* [THE PROBLEM]: Wherever a line in the data below holds "screenshot", copy that line.

* [LISTING]:
>> START
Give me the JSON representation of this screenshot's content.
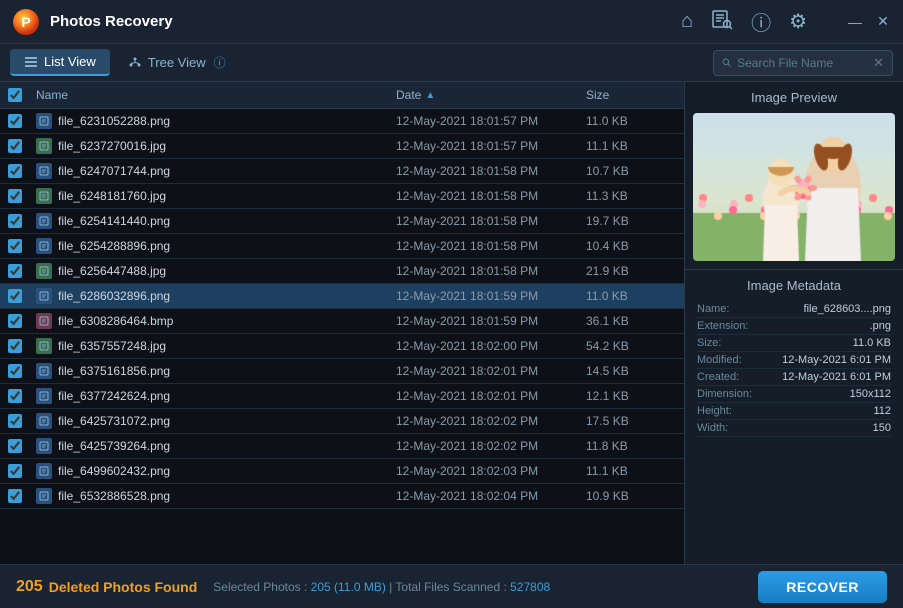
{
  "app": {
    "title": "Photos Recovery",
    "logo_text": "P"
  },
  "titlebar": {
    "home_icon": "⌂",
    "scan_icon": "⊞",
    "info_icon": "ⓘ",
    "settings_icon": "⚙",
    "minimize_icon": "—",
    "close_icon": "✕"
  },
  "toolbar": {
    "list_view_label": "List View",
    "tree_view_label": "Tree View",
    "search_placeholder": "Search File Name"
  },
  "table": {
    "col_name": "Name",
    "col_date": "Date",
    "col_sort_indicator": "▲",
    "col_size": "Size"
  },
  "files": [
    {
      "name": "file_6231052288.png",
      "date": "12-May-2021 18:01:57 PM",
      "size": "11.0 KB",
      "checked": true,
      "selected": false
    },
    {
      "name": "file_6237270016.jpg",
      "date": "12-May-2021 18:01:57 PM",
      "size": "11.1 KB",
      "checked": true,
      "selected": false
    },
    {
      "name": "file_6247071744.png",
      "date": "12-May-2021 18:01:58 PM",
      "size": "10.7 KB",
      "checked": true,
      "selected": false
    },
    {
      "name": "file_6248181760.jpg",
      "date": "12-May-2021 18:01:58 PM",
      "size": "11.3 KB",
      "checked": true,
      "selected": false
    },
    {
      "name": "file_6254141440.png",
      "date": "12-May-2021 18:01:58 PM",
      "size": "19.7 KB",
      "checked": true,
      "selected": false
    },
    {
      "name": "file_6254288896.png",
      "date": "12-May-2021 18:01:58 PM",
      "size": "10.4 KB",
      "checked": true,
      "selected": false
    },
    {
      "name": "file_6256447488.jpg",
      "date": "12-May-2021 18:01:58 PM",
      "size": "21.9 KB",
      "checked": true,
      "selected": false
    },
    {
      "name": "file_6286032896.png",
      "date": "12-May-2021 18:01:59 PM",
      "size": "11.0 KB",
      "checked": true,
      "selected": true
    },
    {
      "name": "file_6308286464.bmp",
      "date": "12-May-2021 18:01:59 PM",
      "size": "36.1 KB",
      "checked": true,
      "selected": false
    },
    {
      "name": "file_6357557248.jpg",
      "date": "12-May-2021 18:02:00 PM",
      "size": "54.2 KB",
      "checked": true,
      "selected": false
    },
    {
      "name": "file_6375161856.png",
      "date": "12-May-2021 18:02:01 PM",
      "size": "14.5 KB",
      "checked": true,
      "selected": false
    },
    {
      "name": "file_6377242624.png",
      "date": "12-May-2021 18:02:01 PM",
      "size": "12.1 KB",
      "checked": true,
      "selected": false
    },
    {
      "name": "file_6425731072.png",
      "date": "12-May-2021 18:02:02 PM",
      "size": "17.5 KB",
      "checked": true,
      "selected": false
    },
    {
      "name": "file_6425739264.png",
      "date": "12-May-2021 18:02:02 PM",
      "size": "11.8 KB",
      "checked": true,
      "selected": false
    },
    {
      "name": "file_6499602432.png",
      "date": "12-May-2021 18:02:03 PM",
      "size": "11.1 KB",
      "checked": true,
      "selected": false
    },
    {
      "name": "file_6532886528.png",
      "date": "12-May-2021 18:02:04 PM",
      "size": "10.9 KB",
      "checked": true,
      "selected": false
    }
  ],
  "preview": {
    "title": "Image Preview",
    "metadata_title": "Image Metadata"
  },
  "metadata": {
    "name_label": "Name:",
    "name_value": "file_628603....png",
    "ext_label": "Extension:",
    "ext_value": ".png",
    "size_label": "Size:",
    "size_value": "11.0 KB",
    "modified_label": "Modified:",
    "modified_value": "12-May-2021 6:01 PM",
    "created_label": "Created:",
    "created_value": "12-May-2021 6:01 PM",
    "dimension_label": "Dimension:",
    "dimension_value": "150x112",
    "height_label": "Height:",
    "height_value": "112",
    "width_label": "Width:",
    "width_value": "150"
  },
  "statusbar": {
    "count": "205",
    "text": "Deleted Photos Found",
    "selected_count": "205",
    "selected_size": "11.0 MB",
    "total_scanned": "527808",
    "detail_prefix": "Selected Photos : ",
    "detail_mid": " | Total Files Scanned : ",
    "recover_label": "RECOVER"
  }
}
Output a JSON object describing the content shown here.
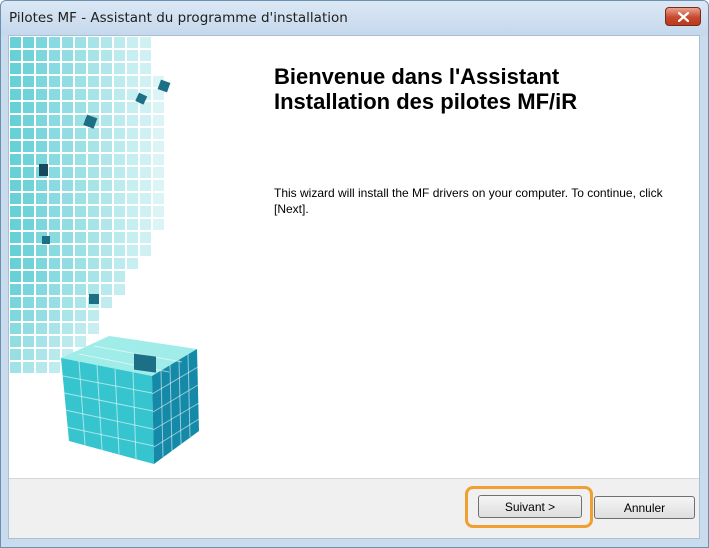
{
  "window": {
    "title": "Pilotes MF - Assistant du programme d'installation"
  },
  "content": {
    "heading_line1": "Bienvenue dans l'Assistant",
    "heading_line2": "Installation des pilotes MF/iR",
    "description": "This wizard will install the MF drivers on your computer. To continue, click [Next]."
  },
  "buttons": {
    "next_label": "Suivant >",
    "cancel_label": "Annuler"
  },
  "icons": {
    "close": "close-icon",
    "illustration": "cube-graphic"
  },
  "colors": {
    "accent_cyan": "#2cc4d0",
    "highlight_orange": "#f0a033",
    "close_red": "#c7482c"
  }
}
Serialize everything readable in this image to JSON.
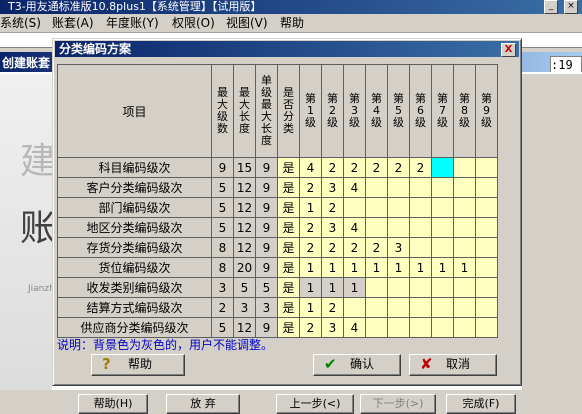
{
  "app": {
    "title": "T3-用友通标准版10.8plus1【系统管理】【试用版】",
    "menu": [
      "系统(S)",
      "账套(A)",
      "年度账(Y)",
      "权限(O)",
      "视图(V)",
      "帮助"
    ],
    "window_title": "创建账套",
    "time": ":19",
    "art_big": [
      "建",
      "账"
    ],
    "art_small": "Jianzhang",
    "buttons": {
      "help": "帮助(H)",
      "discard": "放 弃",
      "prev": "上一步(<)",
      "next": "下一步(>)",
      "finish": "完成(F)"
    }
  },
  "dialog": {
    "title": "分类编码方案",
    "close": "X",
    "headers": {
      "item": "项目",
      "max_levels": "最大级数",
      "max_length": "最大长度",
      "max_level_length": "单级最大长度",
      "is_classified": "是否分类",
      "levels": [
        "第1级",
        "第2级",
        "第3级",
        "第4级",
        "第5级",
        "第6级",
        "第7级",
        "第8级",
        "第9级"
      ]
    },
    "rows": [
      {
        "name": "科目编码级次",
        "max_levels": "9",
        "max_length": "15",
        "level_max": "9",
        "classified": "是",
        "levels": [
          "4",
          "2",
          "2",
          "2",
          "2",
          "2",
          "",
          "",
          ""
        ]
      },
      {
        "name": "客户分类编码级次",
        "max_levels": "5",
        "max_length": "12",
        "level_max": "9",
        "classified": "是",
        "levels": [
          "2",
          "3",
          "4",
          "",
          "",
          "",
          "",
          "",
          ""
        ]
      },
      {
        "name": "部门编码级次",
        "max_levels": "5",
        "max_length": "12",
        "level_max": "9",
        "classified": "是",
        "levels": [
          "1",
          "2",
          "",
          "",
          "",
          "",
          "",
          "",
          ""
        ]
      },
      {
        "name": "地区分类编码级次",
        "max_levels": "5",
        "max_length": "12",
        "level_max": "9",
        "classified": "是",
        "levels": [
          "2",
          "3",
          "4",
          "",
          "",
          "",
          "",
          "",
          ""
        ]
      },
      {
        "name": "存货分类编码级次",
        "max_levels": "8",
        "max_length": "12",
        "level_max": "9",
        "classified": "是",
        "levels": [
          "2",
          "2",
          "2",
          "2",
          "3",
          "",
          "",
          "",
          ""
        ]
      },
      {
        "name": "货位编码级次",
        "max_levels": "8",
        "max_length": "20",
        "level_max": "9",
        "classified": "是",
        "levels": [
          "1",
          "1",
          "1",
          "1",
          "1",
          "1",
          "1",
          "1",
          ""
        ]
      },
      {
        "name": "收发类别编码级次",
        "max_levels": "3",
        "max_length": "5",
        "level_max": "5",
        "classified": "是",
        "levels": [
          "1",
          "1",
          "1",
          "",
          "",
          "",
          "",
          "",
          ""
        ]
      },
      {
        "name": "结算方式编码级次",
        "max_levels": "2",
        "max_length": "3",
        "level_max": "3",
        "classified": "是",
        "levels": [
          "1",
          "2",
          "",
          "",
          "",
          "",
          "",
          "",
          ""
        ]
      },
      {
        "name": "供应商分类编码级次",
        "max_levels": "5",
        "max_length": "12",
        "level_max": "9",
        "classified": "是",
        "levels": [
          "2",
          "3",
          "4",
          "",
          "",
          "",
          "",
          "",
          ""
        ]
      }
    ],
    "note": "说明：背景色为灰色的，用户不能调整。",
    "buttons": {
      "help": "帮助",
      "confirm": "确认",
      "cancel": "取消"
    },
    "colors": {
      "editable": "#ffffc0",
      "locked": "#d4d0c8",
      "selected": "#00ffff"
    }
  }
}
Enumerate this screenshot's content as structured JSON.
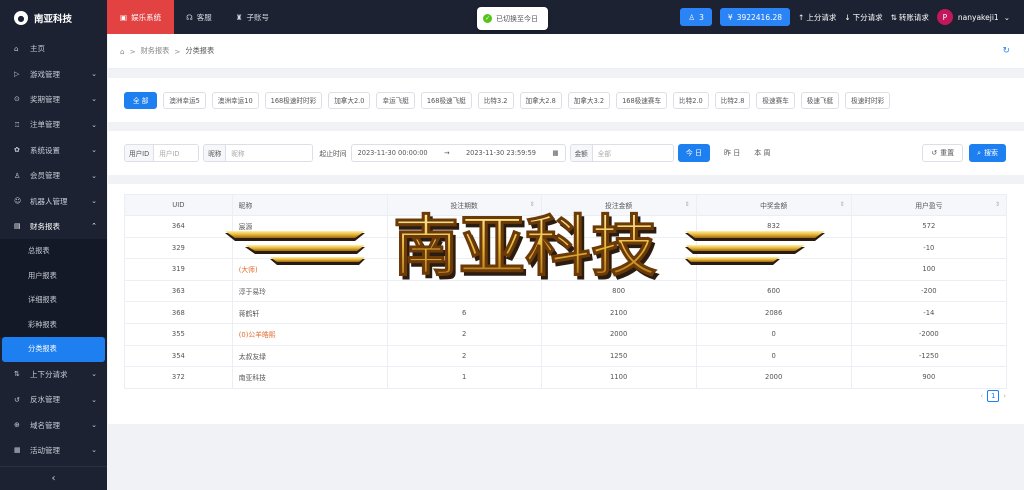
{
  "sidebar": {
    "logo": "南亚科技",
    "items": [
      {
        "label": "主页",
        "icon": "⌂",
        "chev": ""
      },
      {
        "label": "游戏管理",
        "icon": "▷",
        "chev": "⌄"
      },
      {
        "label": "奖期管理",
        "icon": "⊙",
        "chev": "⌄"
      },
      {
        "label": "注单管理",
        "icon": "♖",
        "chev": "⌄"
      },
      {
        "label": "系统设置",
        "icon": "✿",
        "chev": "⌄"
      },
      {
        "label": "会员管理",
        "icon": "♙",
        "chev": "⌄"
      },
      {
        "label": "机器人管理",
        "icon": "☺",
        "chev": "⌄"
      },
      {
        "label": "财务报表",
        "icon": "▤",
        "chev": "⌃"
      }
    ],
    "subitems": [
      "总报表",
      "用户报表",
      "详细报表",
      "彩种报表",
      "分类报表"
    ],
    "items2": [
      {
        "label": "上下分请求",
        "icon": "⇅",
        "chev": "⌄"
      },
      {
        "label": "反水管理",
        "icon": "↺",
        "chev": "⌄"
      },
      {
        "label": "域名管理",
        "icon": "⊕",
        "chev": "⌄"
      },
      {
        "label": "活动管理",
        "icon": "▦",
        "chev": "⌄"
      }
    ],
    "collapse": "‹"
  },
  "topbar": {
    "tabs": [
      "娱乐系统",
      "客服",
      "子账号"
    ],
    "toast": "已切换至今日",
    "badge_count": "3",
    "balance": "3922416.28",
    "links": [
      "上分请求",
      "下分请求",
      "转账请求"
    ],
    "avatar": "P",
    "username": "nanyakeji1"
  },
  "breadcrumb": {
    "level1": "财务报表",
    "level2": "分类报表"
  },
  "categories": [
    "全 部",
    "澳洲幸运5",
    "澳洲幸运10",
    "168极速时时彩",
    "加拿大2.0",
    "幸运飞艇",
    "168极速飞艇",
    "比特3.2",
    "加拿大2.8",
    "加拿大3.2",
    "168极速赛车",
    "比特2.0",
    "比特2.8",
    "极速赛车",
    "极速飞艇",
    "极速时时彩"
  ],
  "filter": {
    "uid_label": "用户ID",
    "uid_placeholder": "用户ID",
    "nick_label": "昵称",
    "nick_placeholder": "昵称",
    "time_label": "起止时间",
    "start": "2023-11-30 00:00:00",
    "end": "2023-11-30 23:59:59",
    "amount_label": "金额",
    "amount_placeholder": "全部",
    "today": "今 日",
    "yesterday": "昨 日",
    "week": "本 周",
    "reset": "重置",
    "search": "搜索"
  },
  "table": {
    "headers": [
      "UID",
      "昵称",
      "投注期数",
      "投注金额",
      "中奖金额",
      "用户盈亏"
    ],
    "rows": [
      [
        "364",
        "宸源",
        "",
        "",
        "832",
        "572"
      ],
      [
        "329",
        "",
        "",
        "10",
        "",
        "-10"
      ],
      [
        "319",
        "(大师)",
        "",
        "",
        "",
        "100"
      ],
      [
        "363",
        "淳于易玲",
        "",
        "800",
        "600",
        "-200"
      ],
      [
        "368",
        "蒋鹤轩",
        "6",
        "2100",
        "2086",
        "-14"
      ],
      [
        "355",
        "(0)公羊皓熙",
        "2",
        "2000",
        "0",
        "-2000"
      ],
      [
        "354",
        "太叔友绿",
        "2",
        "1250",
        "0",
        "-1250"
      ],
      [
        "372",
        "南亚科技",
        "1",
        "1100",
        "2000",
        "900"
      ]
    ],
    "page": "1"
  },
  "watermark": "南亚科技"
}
>> END
* [TASK OUTPUT]:
Give me the JSON representation of this screenshot's content.
Enumerate this screenshot's content as structured JSON.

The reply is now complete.